### RECORD EXCERPTS
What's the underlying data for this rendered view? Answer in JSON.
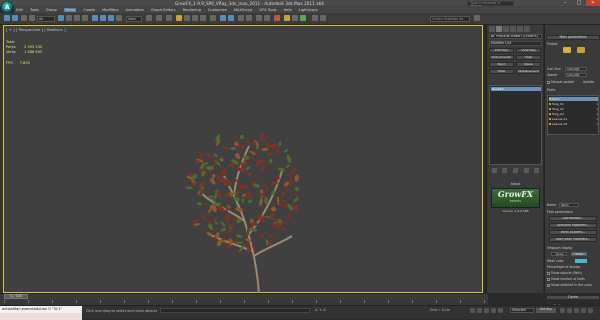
{
  "app": {
    "window_title": "GrowFX_1.9.9_SP8_VRay_3ds_max_2011 - Autodesk 3ds Max 2011 x64",
    "search_placeholder": "Type a keyword or phrase",
    "logo_text": "A"
  },
  "menu": [
    "Edit",
    "Tools",
    "Group",
    "Views",
    "Create",
    "Modifiers",
    "Animation",
    "Graph Editors",
    "Rendering",
    "Customize",
    "MAXScript",
    "GFX Tools",
    "Help",
    "Lightmaps"
  ],
  "toolbar": {
    "selection_filter": "All",
    "view_coord": "View",
    "selection_set": "Create Selection Se"
  },
  "viewport": {
    "label": "[ + ] [ Perspective ] [ Realistic ]",
    "stats": [
      {
        "label": "Total",
        "value": ""
      },
      {
        "label": "Polys:",
        "value": "2 395 230"
      },
      {
        "label": "Verts:",
        "value": "1 486 895"
      }
    ],
    "fps_label": "FPS:",
    "fps_value": "7.892"
  },
  "timeline": {
    "thumb": "0 / 100",
    "ticks": [
      "0",
      "5",
      "10",
      "15",
      "20",
      "25",
      "30",
      "35",
      "40",
      "45",
      "50",
      "55",
      "60",
      "65",
      "70",
      "75",
      "80",
      "85",
      "90",
      "95",
      "100"
    ]
  },
  "status": {
    "maxscript": "actionMan.executeAction 0 \"311\"",
    "prompt": "Click and drag to select and move objects",
    "coords": "X:   Y:   Z:",
    "grid": "Grid = 0,1m",
    "key_mode": "Selected",
    "set_key": "Set Key"
  },
  "command_panel": {
    "object_name": "BF Photinia Fraseri (GrowFX)",
    "modifier_list": "Modifier List",
    "buttons": [
      "Edit Poly",
      "UVW Map",
      "Turbosmooth",
      "Shell",
      "Bend",
      "Noise",
      "Shell",
      "Displacement"
    ],
    "stack_item": "GrowFX",
    "about_header": "About",
    "logo_text": "GrowFX",
    "logo_sub": "EXLEVEL",
    "version": "Version 1.9.9 SP8"
  },
  "growfx_panel": {
    "main_header": "Main parameters",
    "project_label": "Project",
    "icon_size_label": "Icon Size",
    "icon_size_value": "100,000",
    "speed_label": "Speed",
    "speed_value": "100,000",
    "manual_update": "Manual update",
    "update_btn": "Update",
    "paths_header": "Paths",
    "paths": [
      {
        "name": "Stem",
        "num": "1",
        "selected": true
      },
      {
        "name": "Twig_01",
        "num": "1"
      },
      {
        "name": "Twig_02",
        "num": "1"
      },
      {
        "name": "Twig_03",
        "num": "1"
      },
      {
        "name": "Leaves 01",
        "num": "1"
      },
      {
        "name": "Leaves 02",
        "num": "1"
      }
    ],
    "name_label": "Name",
    "name_value": "Stem",
    "path_params_header": "Path parameters",
    "distribution_btn": "Distribution...",
    "direction_mod_btn": "Direction Modifiers...",
    "mesh_builders_btn": "Mesh builders...",
    "after_mesh_btn": "After Mesh Modifiers...",
    "viewport_display_header": "Viewport display",
    "lines_label": "Lines",
    "mesh_label": "Mesh",
    "mesh_color_label": "Mesh color",
    "pct_label": "Percentage of display",
    "show_objects_label": "Show objects (Path)",
    "show_bbox_label": "Show number of leafs",
    "show_selected_label": "Show selected in the color",
    "cache_header": "Cache",
    "pref_header": "Preferences parameters"
  },
  "colors": {
    "selection_blue": "#6b8fb8",
    "viewport_border": "#e7c232",
    "stat_text": "#e1e17a",
    "mesh_color": "#46b8d5",
    "close_red": "#c63d32"
  }
}
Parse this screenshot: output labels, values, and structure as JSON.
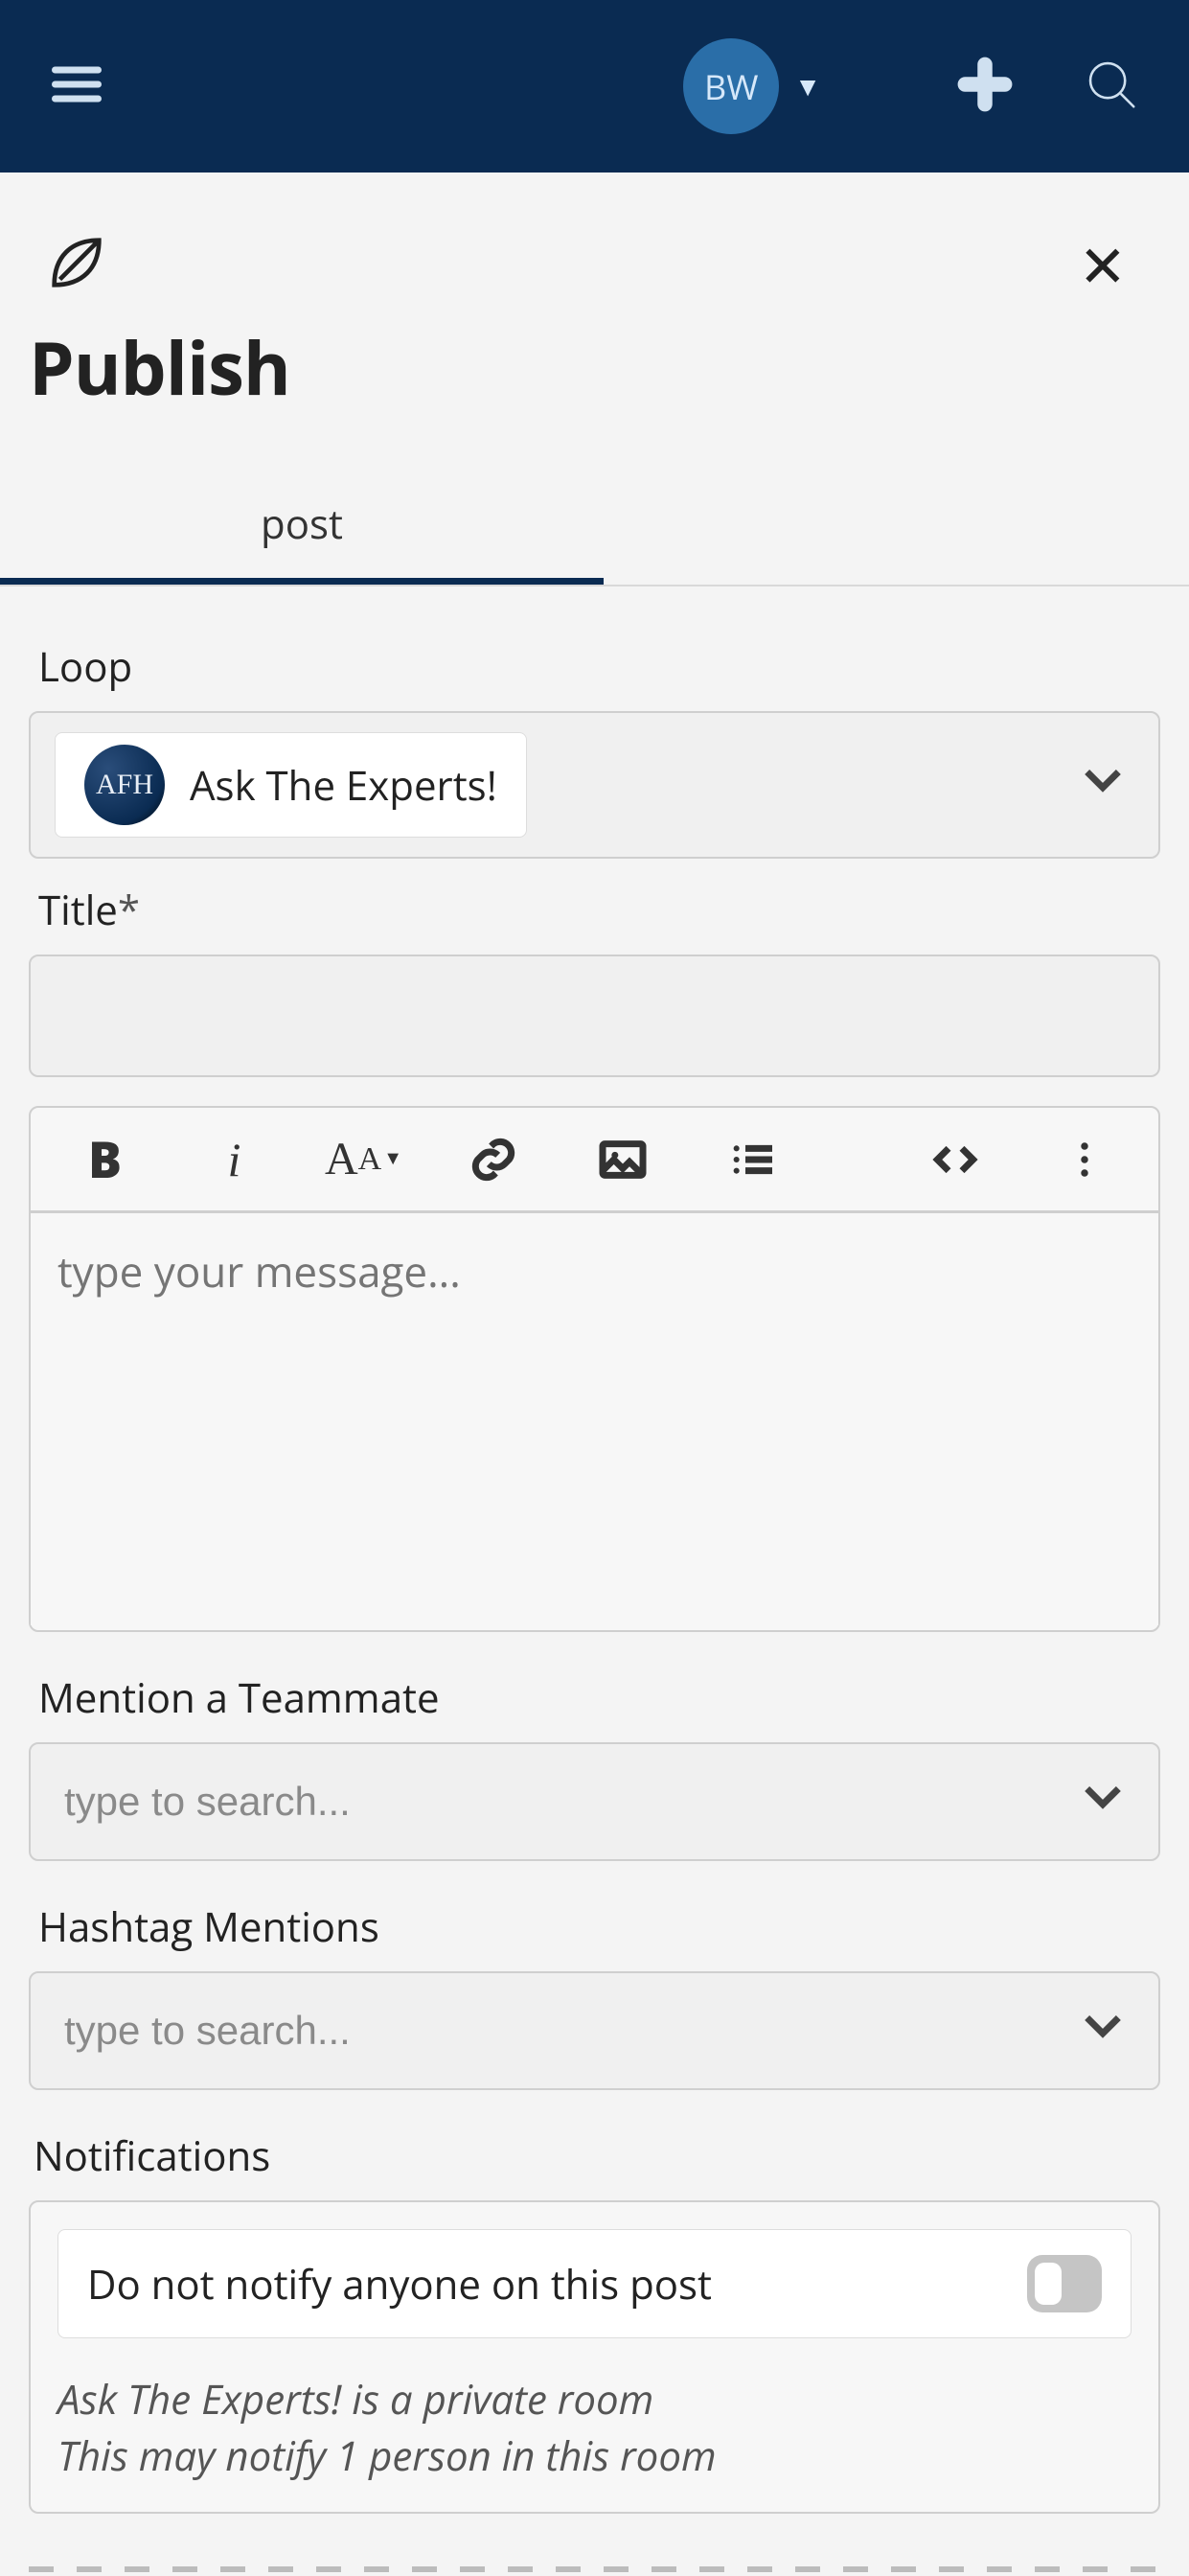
######
Make a word-for-word copy of the entries, without any pictures.

- **RESULT FOR THIS TASK**:
What's the underlying data for this rendered view? Answer in JSON.
{
  "app": {
    "window_title": "GrowFX_1.9.9_SP8_VRay_3ds_max_2011 - Autodesk 3ds Max 2011 x64",
    "search_placeholder": "Type a keyword or phrase",
    "logo_text": "A"
  },
  "menu": [
    "Edit",
    "Tools",
    "Group",
    "Views",
    "Create",
    "Modifiers",
    "Animation",
    "Graph Editors",
    "Rendering",
    "Customize",
    "MAXScript",
    "GFX Tools",
    "Help",
    "Lightmaps"
  ],
  "toolbar": {
    "selection_filter": "All",
    "view_coord": "View",
    "selection_set": "Create Selection Se"
  },
  "viewport": {
    "label": "[ + ] [ Perspective ] [ Realistic ]",
    "stats": [
      {
        "label": "Total",
        "value": ""
      },
      {
        "label": "Polys:",
        "value": "2 395 230"
      },
      {
        "label": "Verts:",
        "value": "1 486 895"
      }
    ],
    "fps_label": "FPS:",
    "fps_value": "7.892"
  },
  "timeline": {
    "thumb": "0 / 100",
    "ticks": [
      "0",
      "5",
      "10",
      "15",
      "20",
      "25",
      "30",
      "35",
      "40",
      "45",
      "50",
      "55",
      "60",
      "65",
      "70",
      "75",
      "80",
      "85",
      "90",
      "95",
      "100"
    ]
  },
  "status": {
    "maxscript": "actionMan.executeAction 0 \"311\"",
    "prompt": "Click and drag to select and move objects",
    "coords": "X:   Y:   Z:",
    "grid": "Grid = 0,1m",
    "key_mode": "Selected",
    "set_key": "Set Key"
  },
  "command_panel": {
    "object_name": "BF Photinia Fraseri (GrowFX)",
    "modifier_list": "Modifier List",
    "buttons": [
      "Edit Poly",
      "UVW Map",
      "Turbosmooth",
      "Shell",
      "Bend",
      "Noise",
      "Shell",
      "Displacement"
    ],
    "stack_item": "GrowFX",
    "about_header": "About",
    "logo_text": "GrowFX",
    "logo_sub": "EXLEVEL",
    "version": "Version 1.9.9 SP8"
  },
  "growfx_panel": {
    "main_header": "Main parameters",
    "project_label": "Project",
    "icon_size_label": "Icon Size",
    "icon_size_value": "100,000",
    "speed_label": "Speed",
    "speed_value": "100,000",
    "manual_update": "Manual update",
    "update_btn": "Update",
    "paths_header": "Paths",
    "paths": [
      {
        "name": "Stem",
        "num": "1",
        "selected": true
      },
      {
        "name": "Twig_01",
        "num": "1"
      },
      {
        "name": "Twig_02",
        "num": "1"
      },
      {
        "name": "Twig_03",
        "num": "1"
      },
      {
        "name": "Leaves 01",
        "num": "1"
      },
      {
        "name": "Leaves 02",
        "num": "1"
      }
    ],
    "name_label": "Name",
    "name_value": "Stem",
    "path_params_header": "Path parameters",
    "distribution_btn": "Distribution...",
    "direction_mod_btn": "Direction Modifiers...",
    "mesh_builders_btn": "Mesh builders...",
    "after_mesh_btn": "After Mesh Modifiers...",
    "viewport_display_header": "Viewport display",
    "lines_label": "Lines",
    "mesh_label": "Mesh",
    "mesh_color_label": "Mesh color",
    "pct_label": "Percentage of display",
    "show_objects_label": "Show objects (Path)",
    "show_bbox_label": "Show number of leafs",
    "show_selected_label": "Show selected in the color",
    "cache_header": "Cache",
    "pref_header": "Preferences parameters"
  },
  "colors": {
    "selection_blue": "#6b8fb8",
    "viewport_border": "#e7c232",
    "stat_text": "#e1e17a",
    "mesh_color": "#46b8d5",
    "close_red": "#c63d32"
  }
}
Parse this screenshot: output labels, values, and structure as JSON.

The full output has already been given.